==== EXCERPTED DATA ====

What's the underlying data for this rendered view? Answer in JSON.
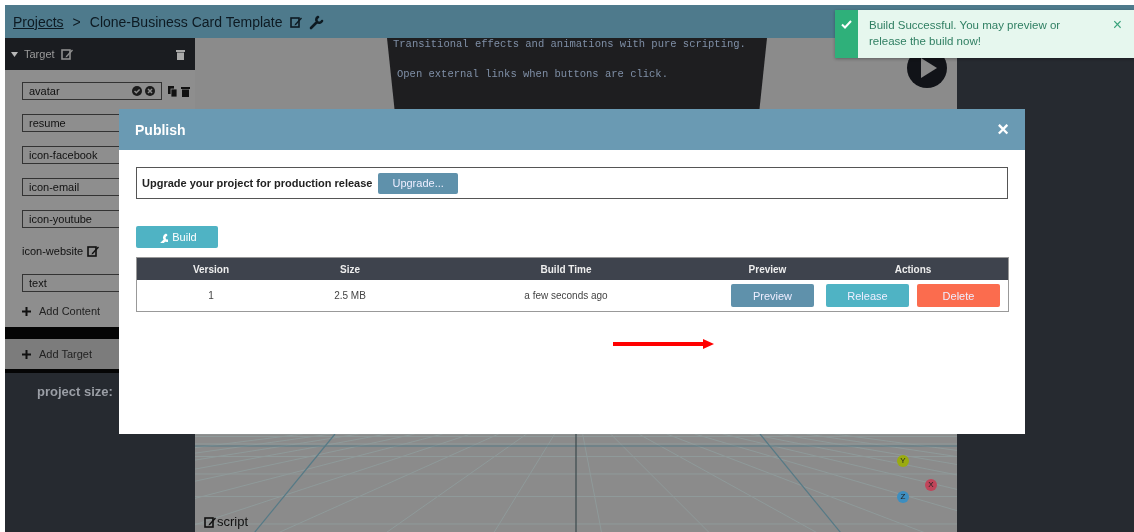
{
  "header": {
    "breadcrumb_link": "Projects",
    "separator": ">",
    "title": "Clone-Business Card Template"
  },
  "sidebar": {
    "target": {
      "label": "Target",
      "expanded": true
    },
    "items": [
      {
        "kind": "editing",
        "label": "avatar"
      },
      {
        "kind": "field",
        "label": "resume"
      },
      {
        "kind": "field",
        "label": "icon-facebook"
      },
      {
        "kind": "field",
        "label": "icon-email"
      },
      {
        "kind": "field",
        "label": "icon-youtube"
      },
      {
        "kind": "plain",
        "label": "icon-website"
      },
      {
        "kind": "field",
        "label": "text"
      }
    ],
    "add_content": "Add Content",
    "add_target": "Add Target",
    "project_size": "project size:"
  },
  "viewport": {
    "code_lines": [
      "Transitional effects and animations with pure scripting.",
      "Open external links when buttons are click."
    ],
    "axes": [
      {
        "label": "Y",
        "color": "#9aab10"
      },
      {
        "label": "X",
        "color": "#c0455a"
      },
      {
        "label": "Z",
        "color": "#3d8ec0"
      }
    ],
    "script_label": "script"
  },
  "toast": {
    "message": "Build Successful. You may preview or release the build now!",
    "close": "×"
  },
  "modal": {
    "title": "Publish",
    "close": "×",
    "upgrade_text": "Upgrade your project for production release",
    "upgrade_button": "Upgrade...",
    "build_button": "Build",
    "table": {
      "columns": [
        "Version",
        "Size",
        "Build Time",
        "Preview",
        "Actions"
      ],
      "rows": [
        {
          "version": "1",
          "size": "2.5 MB",
          "build_time": "a few seconds ago",
          "buttons": [
            {
              "kind": "preview",
              "label": "Preview"
            },
            {
              "kind": "release",
              "label": "Release"
            },
            {
              "kind": "delete",
              "label": "Delete"
            }
          ]
        }
      ]
    }
  }
}
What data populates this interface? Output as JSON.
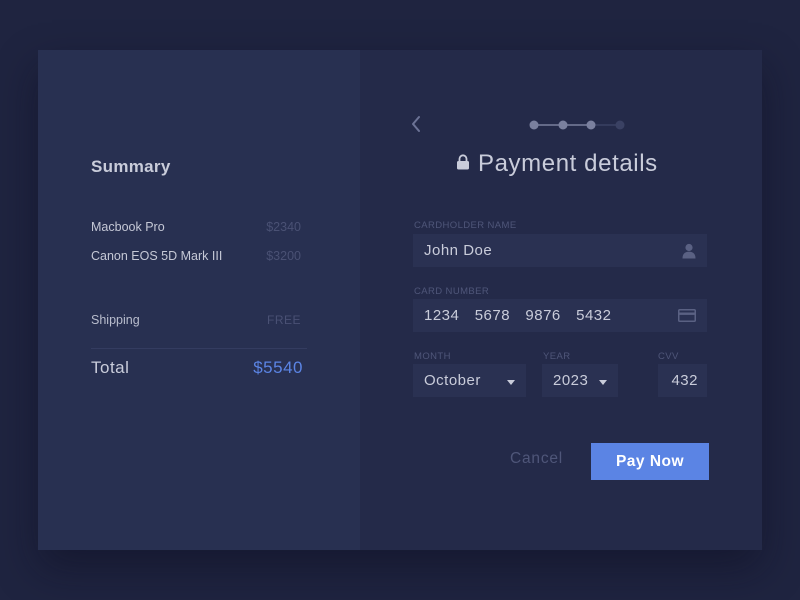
{
  "summary": {
    "title": "Summary",
    "items": [
      {
        "name": "Macbook Pro",
        "price": "$2340"
      },
      {
        "name": "Canon EOS 5D Mark III",
        "price": "$3200"
      }
    ],
    "shipping": {
      "label": "Shipping",
      "value": "FREE"
    },
    "total": {
      "label": "Total",
      "value": "$5540"
    }
  },
  "payment": {
    "title": "Payment details",
    "steps": {
      "total": 4,
      "current": 3
    },
    "fields": {
      "cardholder": {
        "label": "CARDHOLDER NAME",
        "value": "John Doe"
      },
      "card_number": {
        "label": "CARD NUMBER",
        "value": "1234  5678  9876  5432"
      },
      "month": {
        "label": "MONTH",
        "value": "October"
      },
      "year": {
        "label": "YEAR",
        "value": "2023"
      },
      "cvv": {
        "label": "CVV",
        "value": "432"
      }
    },
    "cancel_label": "Cancel",
    "pay_label": "Pay Now"
  },
  "colors": {
    "background": "#1f2440",
    "summary_panel": "#283051",
    "payment_panel": "#242a49",
    "field": "#2a3152",
    "accent": "#5b84e4",
    "muted_text": "#4f5679"
  },
  "icons": {
    "back": "chevron-left-icon",
    "lock": "lock-icon",
    "user": "user-icon",
    "card": "credit-card-icon",
    "dropdown": "caret-down-icon"
  }
}
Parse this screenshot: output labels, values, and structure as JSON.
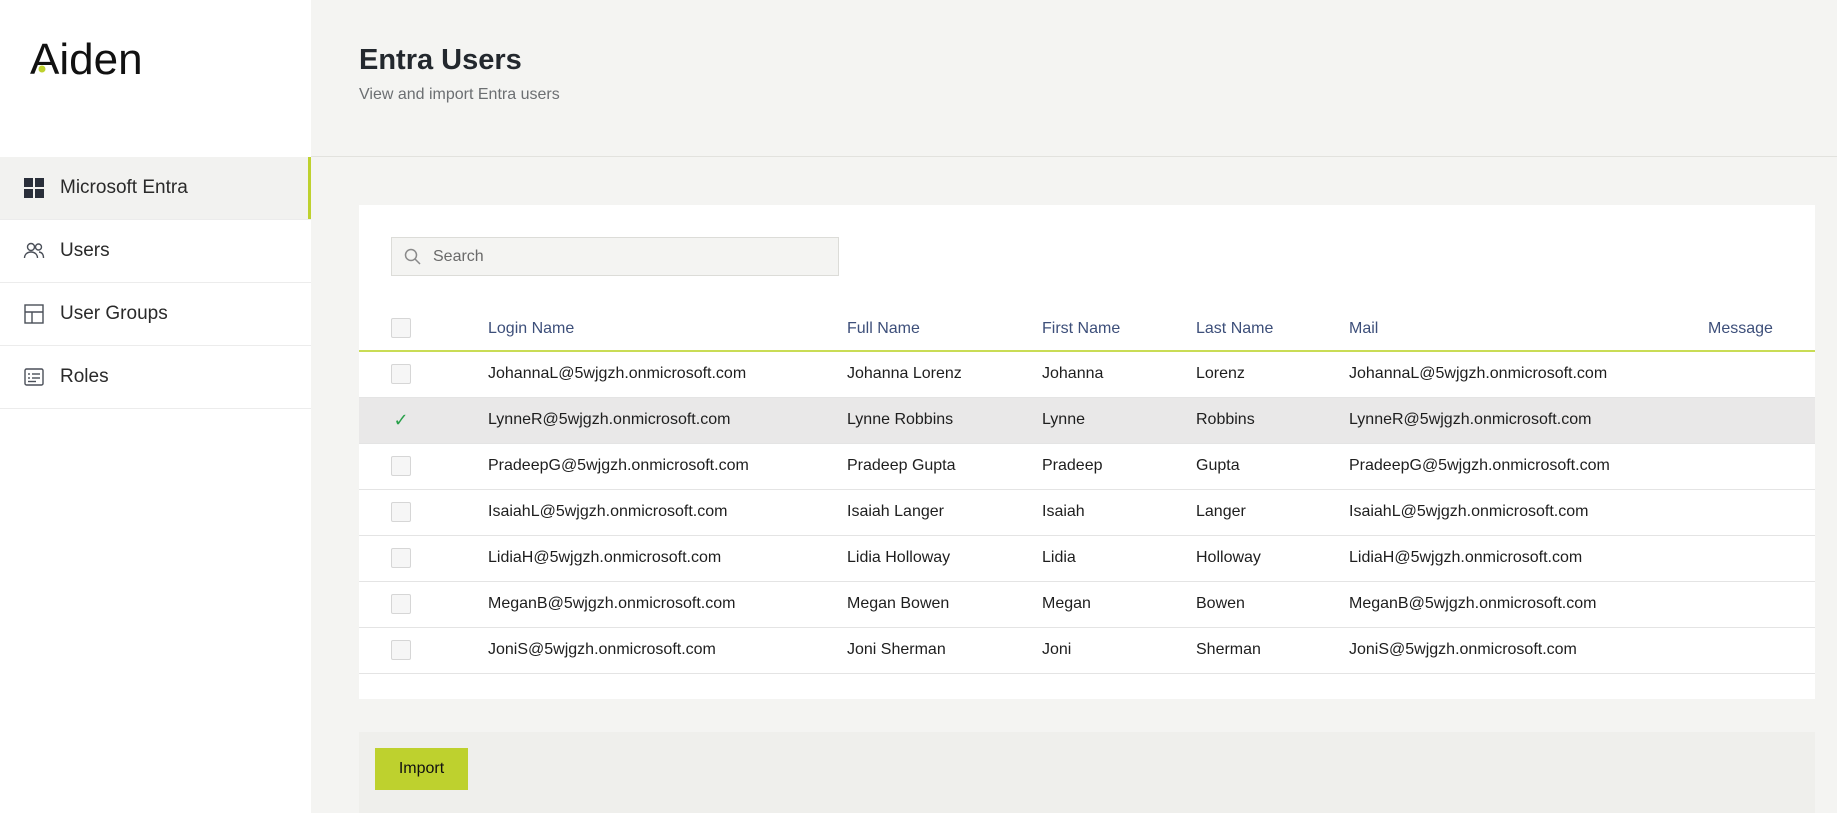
{
  "app": {
    "logo_text": "Aiden",
    "accent_color": "#bed12e"
  },
  "sidebar": {
    "items": [
      {
        "label": "Microsoft Entra",
        "icon": "grid-icon",
        "active": true
      },
      {
        "label": "Users",
        "icon": "users-icon",
        "active": false
      },
      {
        "label": "User Groups",
        "icon": "layout-icon",
        "active": false
      },
      {
        "label": "Roles",
        "icon": "id-card-icon",
        "active": false
      }
    ]
  },
  "header": {
    "title": "Entra Users",
    "subtitle": "View and import Entra users"
  },
  "search": {
    "placeholder": "Search",
    "value": ""
  },
  "table": {
    "columns": [
      "Login Name",
      "Full Name",
      "First Name",
      "Last Name",
      "Mail",
      "Message"
    ],
    "rows": [
      {
        "login": "JohannaL@5wjgzh.onmicrosoft.com",
        "full": "Johanna Lorenz",
        "first": "Johanna",
        "last": "Lorenz",
        "mail": "JohannaL@5wjgzh.onmicrosoft.com",
        "message": "",
        "selected": false
      },
      {
        "login": "LynneR@5wjgzh.onmicrosoft.com",
        "full": "Lynne Robbins",
        "first": "Lynne",
        "last": "Robbins",
        "mail": "LynneR@5wjgzh.onmicrosoft.com",
        "message": "",
        "selected": true
      },
      {
        "login": "PradeepG@5wjgzh.onmicrosoft.com",
        "full": "Pradeep Gupta",
        "first": "Pradeep",
        "last": "Gupta",
        "mail": "PradeepG@5wjgzh.onmicrosoft.com",
        "message": "",
        "selected": false
      },
      {
        "login": "IsaiahL@5wjgzh.onmicrosoft.com",
        "full": "Isaiah Langer",
        "first": "Isaiah",
        "last": "Langer",
        "mail": "IsaiahL@5wjgzh.onmicrosoft.com",
        "message": "",
        "selected": false
      },
      {
        "login": "LidiaH@5wjgzh.onmicrosoft.com",
        "full": "Lidia Holloway",
        "first": "Lidia",
        "last": "Holloway",
        "mail": "LidiaH@5wjgzh.onmicrosoft.com",
        "message": "",
        "selected": false
      },
      {
        "login": "MeganB@5wjgzh.onmicrosoft.com",
        "full": "Megan Bowen",
        "first": "Megan",
        "last": "Bowen",
        "mail": "MeganB@5wjgzh.onmicrosoft.com",
        "message": "",
        "selected": false
      },
      {
        "login": "JoniS@5wjgzh.onmicrosoft.com",
        "full": "Joni Sherman",
        "first": "Joni",
        "last": "Sherman",
        "mail": "JoniS@5wjgzh.onmicrosoft.com",
        "message": "",
        "selected": false
      }
    ]
  },
  "footer": {
    "import_label": "Import"
  }
}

====

§ EXERCISE INSTRUCTIONS:
Select every line in the material above where the string "Upgrade" occurs, and copy it.

§ THE REPLY:
    "upgrade_text": "Upgrade your project for production release",
    "upgrade_button": "Upgrade...",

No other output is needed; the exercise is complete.